Extrait du texte:
◇ ◇ ◇ ◇
JERUSALEM: L'armée israélienne a ordonné mardi l'évacuation de nouveaux villages dans le sud du Liban, une annonce précédant généralement des frappes dans ce secteur.

Ce nouvel ordre d'évacuation survient alors qu'un cessez-le-feu est en vigueur depuis le 17 avril entre le mouvement libanais pro-iranien Hezbollah et Israël, après un mois et demi de guerre. Les deux belligérants s'accusent de le violer.

"Avertissement urgent aux résidents du Liban se trouvant dans les villages et localités suivants", a indiqué sur X le porte-parole en arabe de l'armée israélienne, Avichay Adraee, énumérant une liste de 17 villages.

Les habitants sont appelés à "évacuer immédiatement" leurs maisons et à se diriger vers le "district de Saïda", a-t-il ajouté.

Les villages désignés se trouvent tous au-delà de la "ligne jaune" de démarcation que l'armée israélienne a établie il y a dix jours dans le sud du Liban pour, selon le gouvernement, assurer la sécurité des Israéliens.

Dans la bande de territoire située entre la frontière et cette ligne jaune, Israël affirme s'autoriser à effectuer des frappes contre le Hezbollah.
◇ ◇ ◇ ◇
Questions à traiter:
A - Relevez tous les passages placés entre guillemets dans l'extrait sur le sud du Liban.
B - Reprenez l'extrait sur le sud du Liban après sa dernière phrase, s'il vous plaît.
Vous n'aurez pas besoin des lignes qui suivent.

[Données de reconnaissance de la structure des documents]
◇ ◇ ◇ ◇
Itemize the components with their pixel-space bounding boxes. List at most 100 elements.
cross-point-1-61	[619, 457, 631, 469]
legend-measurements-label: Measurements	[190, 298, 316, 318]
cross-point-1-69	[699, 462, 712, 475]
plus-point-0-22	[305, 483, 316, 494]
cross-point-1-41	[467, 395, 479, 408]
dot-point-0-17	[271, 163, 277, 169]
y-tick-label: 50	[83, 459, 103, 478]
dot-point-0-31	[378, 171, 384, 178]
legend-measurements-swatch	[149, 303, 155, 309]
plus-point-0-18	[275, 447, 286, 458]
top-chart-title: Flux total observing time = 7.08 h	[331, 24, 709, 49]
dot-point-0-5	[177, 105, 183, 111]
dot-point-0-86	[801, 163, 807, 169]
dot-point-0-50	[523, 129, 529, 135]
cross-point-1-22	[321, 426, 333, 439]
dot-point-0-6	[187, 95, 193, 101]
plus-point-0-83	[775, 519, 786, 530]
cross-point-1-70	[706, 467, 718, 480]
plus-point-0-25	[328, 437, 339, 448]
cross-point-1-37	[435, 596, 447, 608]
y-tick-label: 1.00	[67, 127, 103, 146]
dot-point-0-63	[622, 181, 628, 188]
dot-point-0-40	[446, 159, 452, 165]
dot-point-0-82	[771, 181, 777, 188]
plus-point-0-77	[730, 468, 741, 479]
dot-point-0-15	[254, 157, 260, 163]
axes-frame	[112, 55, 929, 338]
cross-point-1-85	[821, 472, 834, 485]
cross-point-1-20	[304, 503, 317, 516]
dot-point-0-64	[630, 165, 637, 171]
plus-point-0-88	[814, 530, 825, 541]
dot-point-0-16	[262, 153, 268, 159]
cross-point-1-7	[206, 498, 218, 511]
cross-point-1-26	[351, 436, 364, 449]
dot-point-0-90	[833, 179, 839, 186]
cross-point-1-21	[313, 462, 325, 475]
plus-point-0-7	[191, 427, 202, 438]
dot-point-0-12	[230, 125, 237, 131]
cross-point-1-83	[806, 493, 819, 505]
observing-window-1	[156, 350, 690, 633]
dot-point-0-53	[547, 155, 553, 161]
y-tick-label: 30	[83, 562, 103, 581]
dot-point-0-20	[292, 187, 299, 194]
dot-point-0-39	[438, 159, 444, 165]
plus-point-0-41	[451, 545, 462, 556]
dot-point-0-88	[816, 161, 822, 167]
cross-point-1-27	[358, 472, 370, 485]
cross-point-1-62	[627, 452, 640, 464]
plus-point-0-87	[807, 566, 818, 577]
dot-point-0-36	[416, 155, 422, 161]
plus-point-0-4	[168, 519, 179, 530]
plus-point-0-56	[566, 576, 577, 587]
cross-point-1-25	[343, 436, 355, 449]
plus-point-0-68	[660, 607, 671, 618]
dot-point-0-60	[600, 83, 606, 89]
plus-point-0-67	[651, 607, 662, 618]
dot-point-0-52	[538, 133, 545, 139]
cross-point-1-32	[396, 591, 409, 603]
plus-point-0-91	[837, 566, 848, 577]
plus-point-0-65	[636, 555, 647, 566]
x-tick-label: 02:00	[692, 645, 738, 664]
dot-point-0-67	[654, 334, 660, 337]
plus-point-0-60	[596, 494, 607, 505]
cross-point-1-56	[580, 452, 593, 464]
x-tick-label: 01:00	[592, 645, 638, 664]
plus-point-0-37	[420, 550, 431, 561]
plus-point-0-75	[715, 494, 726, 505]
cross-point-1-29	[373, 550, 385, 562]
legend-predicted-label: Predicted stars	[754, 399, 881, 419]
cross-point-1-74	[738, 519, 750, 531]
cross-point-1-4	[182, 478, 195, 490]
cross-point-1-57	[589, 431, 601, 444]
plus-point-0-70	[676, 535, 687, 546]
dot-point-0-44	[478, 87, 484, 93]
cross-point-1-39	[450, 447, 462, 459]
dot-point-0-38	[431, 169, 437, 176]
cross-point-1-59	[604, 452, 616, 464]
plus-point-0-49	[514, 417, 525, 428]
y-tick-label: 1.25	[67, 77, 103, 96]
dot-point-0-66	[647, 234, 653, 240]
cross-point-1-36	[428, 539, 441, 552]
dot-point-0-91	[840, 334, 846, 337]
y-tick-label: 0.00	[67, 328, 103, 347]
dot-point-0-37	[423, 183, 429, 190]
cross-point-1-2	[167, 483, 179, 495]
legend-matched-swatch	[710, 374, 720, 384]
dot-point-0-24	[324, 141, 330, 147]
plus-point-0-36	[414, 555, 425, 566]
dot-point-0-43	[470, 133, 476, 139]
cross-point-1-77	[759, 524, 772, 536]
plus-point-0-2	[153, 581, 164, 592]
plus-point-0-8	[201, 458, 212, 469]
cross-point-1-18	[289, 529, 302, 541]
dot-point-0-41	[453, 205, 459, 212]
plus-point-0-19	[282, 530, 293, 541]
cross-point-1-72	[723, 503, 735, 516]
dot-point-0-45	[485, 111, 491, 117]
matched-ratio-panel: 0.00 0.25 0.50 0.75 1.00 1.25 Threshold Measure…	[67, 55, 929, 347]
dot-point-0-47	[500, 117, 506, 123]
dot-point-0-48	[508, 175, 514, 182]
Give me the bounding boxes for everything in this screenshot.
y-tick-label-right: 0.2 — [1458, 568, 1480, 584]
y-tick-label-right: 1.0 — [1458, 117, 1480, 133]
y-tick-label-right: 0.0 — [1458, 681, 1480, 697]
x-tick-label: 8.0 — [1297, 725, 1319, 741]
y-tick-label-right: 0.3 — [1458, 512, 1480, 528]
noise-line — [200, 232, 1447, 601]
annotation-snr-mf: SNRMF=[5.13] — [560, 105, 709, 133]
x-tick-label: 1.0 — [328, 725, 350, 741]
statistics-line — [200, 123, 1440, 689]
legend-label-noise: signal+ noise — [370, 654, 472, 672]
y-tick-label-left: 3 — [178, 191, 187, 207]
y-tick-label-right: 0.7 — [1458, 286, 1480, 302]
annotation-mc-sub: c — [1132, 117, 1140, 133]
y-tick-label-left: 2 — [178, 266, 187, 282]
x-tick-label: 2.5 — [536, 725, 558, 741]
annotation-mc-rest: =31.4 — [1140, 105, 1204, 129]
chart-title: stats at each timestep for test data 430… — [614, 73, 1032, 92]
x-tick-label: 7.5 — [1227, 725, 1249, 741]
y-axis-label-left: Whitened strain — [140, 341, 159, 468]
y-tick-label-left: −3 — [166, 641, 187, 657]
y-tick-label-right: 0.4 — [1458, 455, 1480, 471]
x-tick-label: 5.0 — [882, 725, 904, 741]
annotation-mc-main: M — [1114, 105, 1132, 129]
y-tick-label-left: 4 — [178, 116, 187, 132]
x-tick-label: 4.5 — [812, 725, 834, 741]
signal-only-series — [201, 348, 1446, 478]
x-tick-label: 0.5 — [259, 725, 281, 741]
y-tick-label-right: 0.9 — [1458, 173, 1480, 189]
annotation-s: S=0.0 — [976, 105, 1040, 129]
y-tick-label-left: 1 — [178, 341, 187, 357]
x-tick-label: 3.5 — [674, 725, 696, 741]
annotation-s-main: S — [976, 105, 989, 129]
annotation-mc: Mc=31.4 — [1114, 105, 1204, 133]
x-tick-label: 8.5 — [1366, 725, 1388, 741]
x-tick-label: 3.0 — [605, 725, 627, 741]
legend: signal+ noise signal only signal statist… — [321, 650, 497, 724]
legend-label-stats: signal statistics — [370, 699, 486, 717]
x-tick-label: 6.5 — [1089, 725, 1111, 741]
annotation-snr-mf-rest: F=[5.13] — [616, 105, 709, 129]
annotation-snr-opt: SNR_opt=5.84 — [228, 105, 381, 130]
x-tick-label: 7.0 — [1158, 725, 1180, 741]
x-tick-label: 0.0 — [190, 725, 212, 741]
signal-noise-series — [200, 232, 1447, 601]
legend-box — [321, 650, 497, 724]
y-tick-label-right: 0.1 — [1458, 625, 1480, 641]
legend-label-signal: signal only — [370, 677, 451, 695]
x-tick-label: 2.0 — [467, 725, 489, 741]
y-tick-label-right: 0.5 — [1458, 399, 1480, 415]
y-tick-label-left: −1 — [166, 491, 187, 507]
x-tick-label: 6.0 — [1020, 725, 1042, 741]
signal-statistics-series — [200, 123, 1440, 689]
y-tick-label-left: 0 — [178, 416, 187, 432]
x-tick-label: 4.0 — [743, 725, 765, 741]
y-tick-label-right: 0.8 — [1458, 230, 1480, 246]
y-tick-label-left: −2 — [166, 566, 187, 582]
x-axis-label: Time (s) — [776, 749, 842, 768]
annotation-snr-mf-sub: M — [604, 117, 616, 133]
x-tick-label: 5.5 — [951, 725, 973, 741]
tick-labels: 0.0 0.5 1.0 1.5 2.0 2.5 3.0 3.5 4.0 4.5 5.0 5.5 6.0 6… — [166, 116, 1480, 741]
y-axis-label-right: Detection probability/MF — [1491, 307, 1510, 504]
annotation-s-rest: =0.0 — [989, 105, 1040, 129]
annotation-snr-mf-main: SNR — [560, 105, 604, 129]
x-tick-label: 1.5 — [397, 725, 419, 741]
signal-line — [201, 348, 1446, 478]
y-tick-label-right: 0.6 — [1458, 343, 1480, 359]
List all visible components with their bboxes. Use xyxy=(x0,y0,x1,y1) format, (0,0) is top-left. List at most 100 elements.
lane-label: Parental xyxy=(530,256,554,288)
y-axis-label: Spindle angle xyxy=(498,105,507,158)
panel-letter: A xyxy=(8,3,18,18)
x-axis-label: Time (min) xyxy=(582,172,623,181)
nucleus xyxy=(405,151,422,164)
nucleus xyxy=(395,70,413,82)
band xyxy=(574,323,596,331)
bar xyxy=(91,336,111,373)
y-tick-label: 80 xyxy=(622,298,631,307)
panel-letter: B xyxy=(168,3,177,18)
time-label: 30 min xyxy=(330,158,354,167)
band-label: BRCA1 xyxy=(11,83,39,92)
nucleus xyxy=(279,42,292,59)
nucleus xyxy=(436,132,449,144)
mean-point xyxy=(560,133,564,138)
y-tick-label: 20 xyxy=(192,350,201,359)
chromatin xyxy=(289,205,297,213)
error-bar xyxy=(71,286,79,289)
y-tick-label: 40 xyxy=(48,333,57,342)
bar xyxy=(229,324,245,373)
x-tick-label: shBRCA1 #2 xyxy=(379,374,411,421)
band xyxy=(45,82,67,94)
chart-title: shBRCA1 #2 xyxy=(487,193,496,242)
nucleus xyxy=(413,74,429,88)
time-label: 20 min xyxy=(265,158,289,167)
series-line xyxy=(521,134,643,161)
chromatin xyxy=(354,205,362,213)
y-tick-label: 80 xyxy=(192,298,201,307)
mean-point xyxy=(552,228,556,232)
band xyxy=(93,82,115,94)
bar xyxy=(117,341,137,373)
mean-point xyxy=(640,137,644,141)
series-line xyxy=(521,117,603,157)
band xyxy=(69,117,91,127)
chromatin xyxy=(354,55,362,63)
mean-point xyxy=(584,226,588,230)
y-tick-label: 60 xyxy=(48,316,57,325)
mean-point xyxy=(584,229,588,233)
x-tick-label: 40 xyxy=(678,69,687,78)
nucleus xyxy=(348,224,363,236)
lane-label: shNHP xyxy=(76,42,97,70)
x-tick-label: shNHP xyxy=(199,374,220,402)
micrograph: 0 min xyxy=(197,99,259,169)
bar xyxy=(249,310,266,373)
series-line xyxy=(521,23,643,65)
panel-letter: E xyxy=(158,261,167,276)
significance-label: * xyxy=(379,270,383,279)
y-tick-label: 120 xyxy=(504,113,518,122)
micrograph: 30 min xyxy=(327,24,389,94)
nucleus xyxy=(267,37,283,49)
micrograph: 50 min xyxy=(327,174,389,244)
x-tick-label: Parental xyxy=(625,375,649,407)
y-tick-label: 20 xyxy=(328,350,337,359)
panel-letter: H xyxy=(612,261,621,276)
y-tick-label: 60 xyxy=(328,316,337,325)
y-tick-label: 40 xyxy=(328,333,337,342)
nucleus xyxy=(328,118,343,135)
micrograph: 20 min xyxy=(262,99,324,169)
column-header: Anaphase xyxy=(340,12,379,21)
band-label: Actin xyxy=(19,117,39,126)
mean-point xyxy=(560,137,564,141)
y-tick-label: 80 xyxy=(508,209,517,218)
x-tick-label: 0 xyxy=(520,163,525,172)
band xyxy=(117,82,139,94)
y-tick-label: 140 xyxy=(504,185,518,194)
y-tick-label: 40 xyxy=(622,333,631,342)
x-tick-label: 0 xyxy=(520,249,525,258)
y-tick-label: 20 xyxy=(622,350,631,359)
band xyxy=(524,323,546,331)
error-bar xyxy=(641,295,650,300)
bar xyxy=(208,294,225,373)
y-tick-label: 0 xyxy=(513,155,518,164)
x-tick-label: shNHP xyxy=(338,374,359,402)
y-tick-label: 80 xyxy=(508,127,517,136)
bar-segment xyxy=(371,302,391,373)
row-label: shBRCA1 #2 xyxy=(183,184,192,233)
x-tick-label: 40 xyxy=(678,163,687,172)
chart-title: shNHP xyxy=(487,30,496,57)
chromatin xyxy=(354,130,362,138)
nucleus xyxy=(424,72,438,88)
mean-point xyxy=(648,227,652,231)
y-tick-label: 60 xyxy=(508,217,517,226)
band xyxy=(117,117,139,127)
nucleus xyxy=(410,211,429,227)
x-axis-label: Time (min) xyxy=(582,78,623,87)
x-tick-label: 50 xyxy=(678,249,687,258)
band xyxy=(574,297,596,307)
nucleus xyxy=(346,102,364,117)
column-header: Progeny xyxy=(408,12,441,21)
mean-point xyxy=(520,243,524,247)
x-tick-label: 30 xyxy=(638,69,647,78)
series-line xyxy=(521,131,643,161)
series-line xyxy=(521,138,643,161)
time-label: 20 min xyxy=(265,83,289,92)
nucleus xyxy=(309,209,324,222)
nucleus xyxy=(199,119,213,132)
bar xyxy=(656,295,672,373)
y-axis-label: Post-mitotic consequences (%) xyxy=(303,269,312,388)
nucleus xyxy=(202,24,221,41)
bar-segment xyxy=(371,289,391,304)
◇ ◇ ◇ ◇
Réponses attendues:
A -
- "Avertissement urgent aux résidents du Liban se trouvant dans les villages et localités suivants"
- "évacuer immédiatement"
- "district de Saïda"
- "ligne jaune"

B -
Depuis une semaine, l'armée israélienne affirme que le Hezbollah effectue régulièrement des tirs de drones explosifs vers ses positions.

Un soldat israélien a été tué dimanche et un autre grièvement blessé mardi par ces engins volants meurtriers, selon des communiqués publiés par l'armée.

Le Premier ministre israélien, Benjamin Netanyahu, a déclaré lundi que les roquettes et les drones du Hezbollah demeuraient un défi majeur, ajoutant qu'Israël poursuivrait ses frappes.

Le Hezbollah a entraîné le Liban dans la guerre au Moyen-Orient le 2 mars en tirant des roquettes en direction d'Israël pour venger la mort du guide suprême iranien Ali Khamenei, tué dans l'attaque israélo-américaine contre l'Iran.